Scan the entries for the string "Group" and give the number of lines that have it, nothing further.

Dataset records
☆ ☆ ☆ ☆

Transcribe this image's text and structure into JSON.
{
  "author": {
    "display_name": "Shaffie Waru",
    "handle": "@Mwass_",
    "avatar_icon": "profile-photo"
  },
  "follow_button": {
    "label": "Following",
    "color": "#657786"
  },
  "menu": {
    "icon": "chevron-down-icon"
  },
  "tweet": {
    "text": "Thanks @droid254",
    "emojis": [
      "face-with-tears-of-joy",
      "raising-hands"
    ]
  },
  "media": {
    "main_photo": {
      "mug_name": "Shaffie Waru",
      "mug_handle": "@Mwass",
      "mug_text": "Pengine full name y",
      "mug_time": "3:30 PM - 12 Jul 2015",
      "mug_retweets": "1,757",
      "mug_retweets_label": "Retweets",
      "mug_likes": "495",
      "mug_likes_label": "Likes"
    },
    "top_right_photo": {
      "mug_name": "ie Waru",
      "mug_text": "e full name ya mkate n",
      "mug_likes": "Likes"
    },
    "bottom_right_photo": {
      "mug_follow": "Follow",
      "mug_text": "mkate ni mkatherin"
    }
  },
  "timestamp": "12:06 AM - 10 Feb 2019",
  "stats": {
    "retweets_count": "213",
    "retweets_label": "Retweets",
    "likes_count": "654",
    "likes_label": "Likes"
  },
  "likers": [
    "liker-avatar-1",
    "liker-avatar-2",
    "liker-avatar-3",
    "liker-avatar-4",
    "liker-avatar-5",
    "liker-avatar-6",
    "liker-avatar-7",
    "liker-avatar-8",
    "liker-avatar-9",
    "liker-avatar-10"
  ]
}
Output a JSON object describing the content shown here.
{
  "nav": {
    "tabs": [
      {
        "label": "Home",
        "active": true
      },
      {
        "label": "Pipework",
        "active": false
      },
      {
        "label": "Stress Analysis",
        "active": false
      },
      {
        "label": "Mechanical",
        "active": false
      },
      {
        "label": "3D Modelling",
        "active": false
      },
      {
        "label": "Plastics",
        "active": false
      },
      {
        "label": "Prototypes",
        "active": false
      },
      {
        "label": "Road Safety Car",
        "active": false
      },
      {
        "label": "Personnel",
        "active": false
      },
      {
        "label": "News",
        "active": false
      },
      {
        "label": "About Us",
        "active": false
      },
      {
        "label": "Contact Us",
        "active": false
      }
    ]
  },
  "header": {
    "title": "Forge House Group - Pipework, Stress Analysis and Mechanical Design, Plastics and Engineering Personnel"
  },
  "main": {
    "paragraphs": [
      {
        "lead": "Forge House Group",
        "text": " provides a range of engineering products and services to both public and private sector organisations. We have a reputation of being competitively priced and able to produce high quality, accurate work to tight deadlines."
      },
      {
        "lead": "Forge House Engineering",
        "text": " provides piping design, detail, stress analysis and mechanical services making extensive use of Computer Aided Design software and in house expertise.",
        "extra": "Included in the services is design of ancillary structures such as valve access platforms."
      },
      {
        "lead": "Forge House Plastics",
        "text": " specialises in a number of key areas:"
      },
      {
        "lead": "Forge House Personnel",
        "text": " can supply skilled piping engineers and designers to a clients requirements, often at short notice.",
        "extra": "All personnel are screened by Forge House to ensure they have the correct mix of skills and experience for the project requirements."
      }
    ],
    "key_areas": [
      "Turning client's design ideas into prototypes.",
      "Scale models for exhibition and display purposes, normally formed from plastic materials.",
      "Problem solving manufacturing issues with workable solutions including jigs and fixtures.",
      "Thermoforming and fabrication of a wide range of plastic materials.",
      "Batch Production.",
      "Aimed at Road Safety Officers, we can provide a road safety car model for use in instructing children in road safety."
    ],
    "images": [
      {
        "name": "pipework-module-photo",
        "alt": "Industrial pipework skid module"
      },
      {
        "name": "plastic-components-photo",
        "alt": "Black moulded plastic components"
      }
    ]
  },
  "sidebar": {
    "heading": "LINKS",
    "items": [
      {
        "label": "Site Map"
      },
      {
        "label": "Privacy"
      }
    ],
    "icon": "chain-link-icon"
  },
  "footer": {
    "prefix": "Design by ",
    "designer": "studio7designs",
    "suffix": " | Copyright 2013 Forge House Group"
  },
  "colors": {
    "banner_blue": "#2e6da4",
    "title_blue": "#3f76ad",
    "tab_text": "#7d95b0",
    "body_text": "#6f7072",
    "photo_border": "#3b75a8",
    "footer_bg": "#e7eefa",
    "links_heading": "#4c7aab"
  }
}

☆ ☆ ☆ ☆

The reply
3